◆ WORK TO BE COMPLETED ◆
Extract the lines that hold the string "这样一来".

%%

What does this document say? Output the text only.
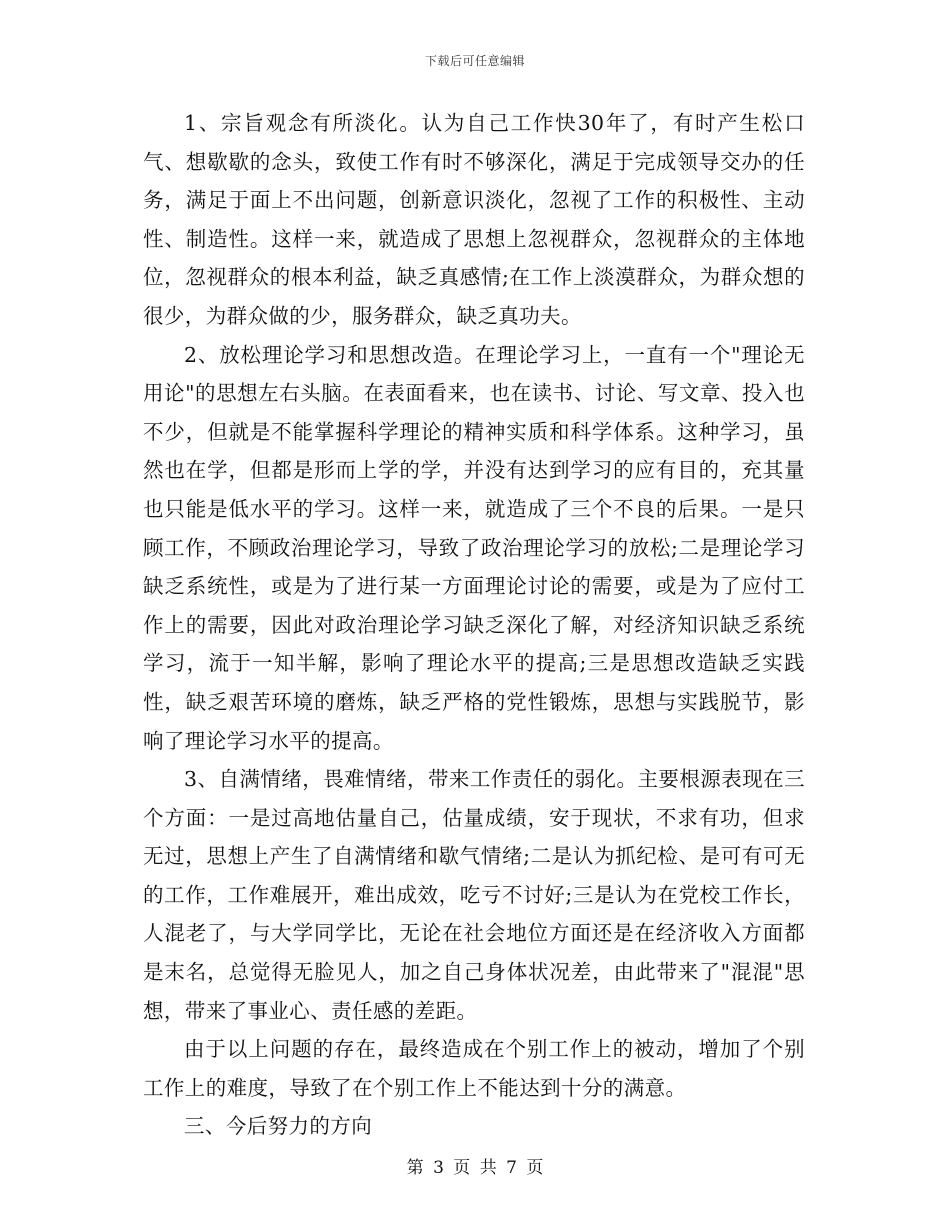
下载后可任意编辑

1、宗旨观念有所淡化。认为自己工作快30年了，有时产生松口气、想歇歇的念头，致使工作有时不够深化，满足于完成领导交办的任务，满足于面上不出问题，创新意识淡化，忽视了工作的积极性、主动性、制造性。这样一来，就造成了思想上忽视群众，忽视群众的主体地位，忽视群众的根本利益，缺乏真感情;在工作上淡漠群众，为群众想的很少，为群众做的少，服务群众，缺乏真功夫。

2、放松理论学习和思想改造。在理论学习上，一直有一个"理论无用论"的思想左右头脑。在表面看来，也在读书、讨论、写文章、投入也不少，但就是不能掌握科学理论的精神实质和科学体系。这种学习，虽然也在学，但都是形而上学的学，并没有达到学习的应有目的，充其量也只能是低水平的学习。这样一来，就造成了三个不良的后果。一是只顾工作，不顾政治理论学习，导致了政治理论学习的放松;二是理论学习缺乏系统性，或是为了进行某一方面理论讨论的需要，或是为了应付工作上的需要，因此对政治理论学习缺乏深化了解，对经济知识缺乏系统学习，流于一知半解，影响了理论水平的提高;三是思想改造缺乏实践性，缺乏艰苦环境的磨炼，缺乏严格的党性锻炼，思想与实践脱节，影响了理论学习水平的提高。

3、自满情绪，畏难情绪，带来工作责任的弱化。主要根源表现在三个方面：一是过高地估量自己，估量成绩，安于现状，不求有功，但求无过，思想上产生了自满情绪和歇气情绪;二是认为抓纪检、是可有可无的工作，工作难展开，难出成效，吃亏不讨好;三是认为在党校工作长，人混老了，与大学同学比，无论在社会地位方面还是在经济收入方面都是末名，总觉得无脸见人，加之自己身体状况差，由此带来了"混混"思想，带来了事业心、责任感的差距。

由于以上问题的存在，最终造成在个别工作上的被动，增加了个别工作上的难度，导致了在个别工作上不能达到十分的满意。

三、今后努力的方向

第 3 页 共 7 页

%%

◆ FINAL RESULT ◆
1、宗旨观念有所淡化。认为自己工作快30年了，有时产生松口气、想歇歇的念头，致使工作有时不够深化，满足于完成领导交办的任务，满足于面上不出问题，创新意识淡化，忽视了工作的积极性、主动性、制造性。这样一来，就造成了思想上忽视群众，忽视群众的主体地位，忽视群众的根本利益，缺乏真感情;在工作上淡漠群众，为群众想的很少，为群众做的少，服务群众，缺乏真功夫。
2、放松理论学习和思想改造。在理论学习上，一直有一个"理论无用论"的思想左右头脑。在表面看来，也在读书、讨论、写文章、投入也不少，但就是不能掌握科学理论的精神实质和科学体系。这种学习，虽然也在学，但都是形而上学的学，并没有达到学习的应有目的，充其量也只能是低水平的学习。这样一来，就造成了三个不良的后果。一是只顾工作，不顾政治理论学习，导致了政治理论学习的放松;二是理论学习缺乏系统性，或是为了进行某一方面理论讨论的需要，或是为了应付工作上的需要，因此对政治理论学习缺乏深化了解，对经济知识缺乏系统学习，流于一知半解，影响了理论水平的提高;三是思想改造缺乏实践性，缺乏艰苦环境的磨炼，缺乏严格的党性锻炼，思想与实践脱节，影响了理论学习水平的提高。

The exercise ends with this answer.